All the entries need to be quoted exactly, apart from the pictures, which you should drop.

Input records ::

** START **

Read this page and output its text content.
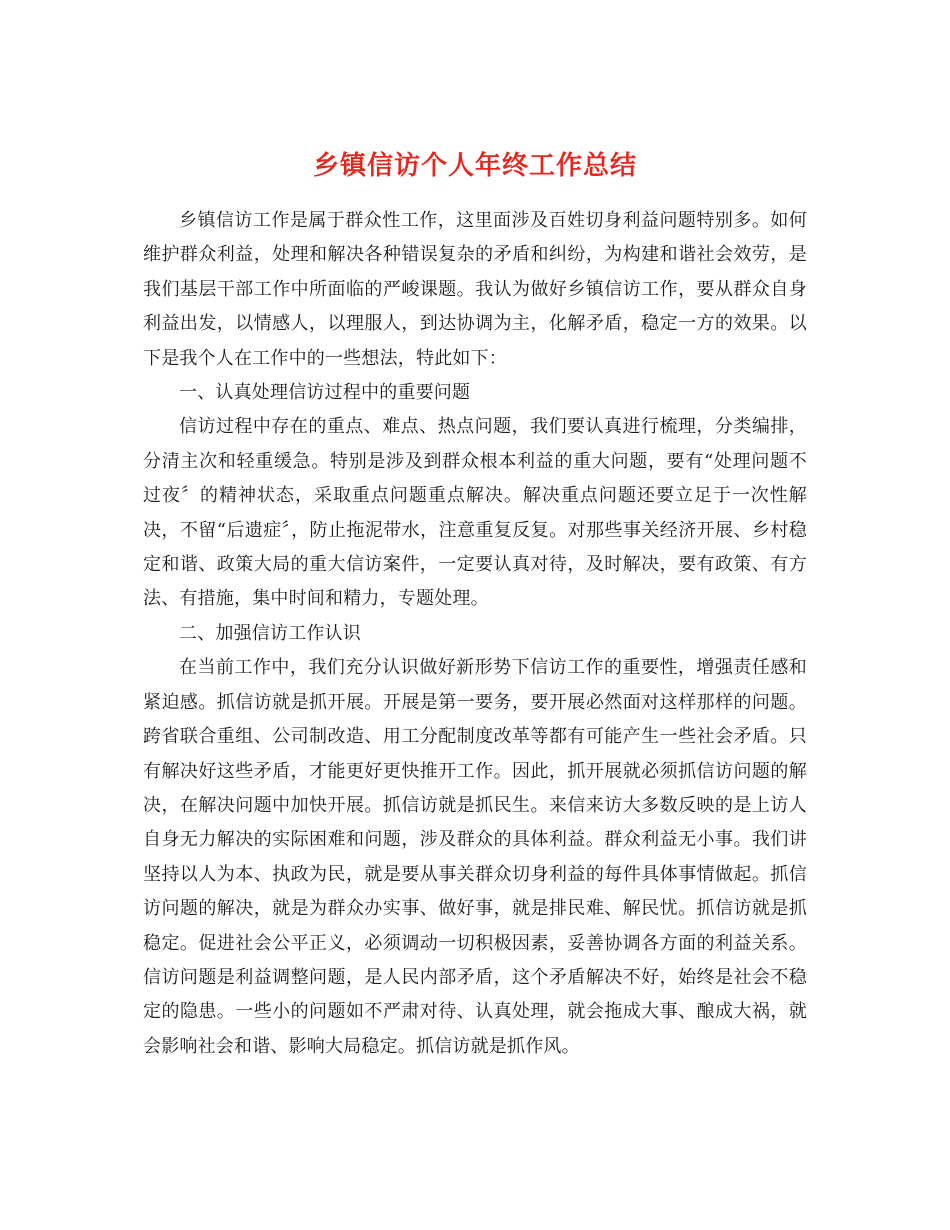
乡镇信访个人年终工作总结

乡镇信访工作是属于群众性工作，这里面涉及百姓切身利益问题特别多。如何维护群众利益，处理和解决各种错误复杂的矛盾和纠纷，为构建和谐社会效劳，是我们基层干部工作中所面临的严峻课题。我认为做好乡镇信访工作，要从群众自身利益出发，以情感人，以理服人，到达协调为主，化解矛盾，稳定一方的效果。以下是我个人在工作中的一些想法，特此如下：

一、认真处理信访过程中的重要问题

信访过程中存在的重点、难点、热点问题，我们要认真进行梳理，分类编排，分清主次和轻重缓急。特别是涉及到群众根本利益的重大问题，要有“处理问题不过夜〞的精神状态，采取重点问题重点解决。解决重点问题还要立足于一次性解决，不留“后遗症〞，防止拖泥带水，注意重复反复。对那些事关经济开展、乡村稳定和谐、政策大局的重大信访案件，一定要认真对待，及时解决，要有政策、有方法、有措施，集中时间和精力，专题处理。

二、加强信访工作认识

在当前工作中，我们充分认识做好新形势下信访工作的重要性，增强责任感和紧迫感。抓信访就是抓开展。开展是第一要务，要开展必然面对这样那样的问题。跨省联合重组、公司制改造、用工分配制度改革等都有可能产生一些社会矛盾。只有解决好这些矛盾，才能更好更快推开工作。因此，抓开展就必须抓信访问题的解决，在解决问题中加快开展。抓信访就是抓民生。来信来访大多数反映的是上访人自身无力解决的实际困难和问题，涉及群众的具体利益。群众利益无小事。我们讲坚持以人为本、执政为民，就是要从事关群众切身利益的每件具体事情做起。抓信访问题的解决，就是为群众办实事、做好事，就是排民难、解民忧。抓信访就是抓稳定。促进社会公平正义，必须调动一切积极因素，妥善协调各方面的利益关系。信访问题是利益调整问题，是人民内部矛盾，这个矛盾解决不好，始终是社会不稳定的隐患。一些小的问题如不严肃对待、认真处理，就会拖成大事、酿成大祸，就会影响社会和谐、影响大局稳定。抓信访就是抓作风。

** END **

Completed task ::
Read this page and output its text content.
乡镇信访个人年终工作总结

乡镇信访工作是属于群众性工作，这里面涉及百姓切身利益问题特别多。如何维护群众利益，处理和解决各种错误复杂的矛盾和纠纷，为构建和谐社会效劳，是我们基层干部工作中所面临的严峻课题。我认为做好乡镇信访工作，要从群众自身利益出发，以情感人，以理服人，到达协调为主，化解矛盾，稳定一方的效果。以下是我个人在工作中的一些想法，特此如下：

一、认真处理信访过程中的重要问题

信访过程中存在的重点、难点、热点问题，我们要认真进行梳理，分类编排，分清主次和轻重缓急。特别是涉及到群众根本利益的重大问题，要有“处理问题不过夜〞的精神状态，采取重点问题重点解决。解决重点问题还要立足于一次性解决，不留“后遗症〞，防止拖泥带水，注意重复反复。对那些事关经济开展、乡村稳定和谐、政策大局的重大信访案件，一定要认真对待，及时解决，要有政策、有方法、有措施，集中时间和精力，专题处理。

二、加强信访工作认识

在当前工作中，我们充分认识做好新形势下信访工作的重要性，增强责任感和紧迫感。抓信访就是抓开展。开展是第一要务，要开展必然面对这样那样的问题。跨省联合重组、公司制改造、用工分配制度改革等都有可能产生一些社会矛盾。只有解决好这些矛盾，才能更好更快推开工作。因此，抓开展就必须抓信访问题的解决，在解决问题中加快开展。抓信访就是抓民生。来信来访大多数反映的是上访人自身无力解决的实际困难和问题，涉及群众的具体利益。群众利益无小事。我们讲坚持以人为本、执政为民，就是要从事关群众切身利益的每件具体事情做起。抓信访问题的解决，就是为群众办实事、做好事，就是排民难、解民忧。抓信访就是抓稳定。促进社会公平正义，必须调动一切积极因素，妥善协调各方面的利益关系。信访问题是利益调整问题，是人民内部矛盾，这个矛盾解决不好，始终是社会不稳定的隐患。一些小的问题如不严肃对待、认真处理，就会拖成大事、酿成大祸，就会影响社会和谐、影响大局稳定。抓信访就是抓作风。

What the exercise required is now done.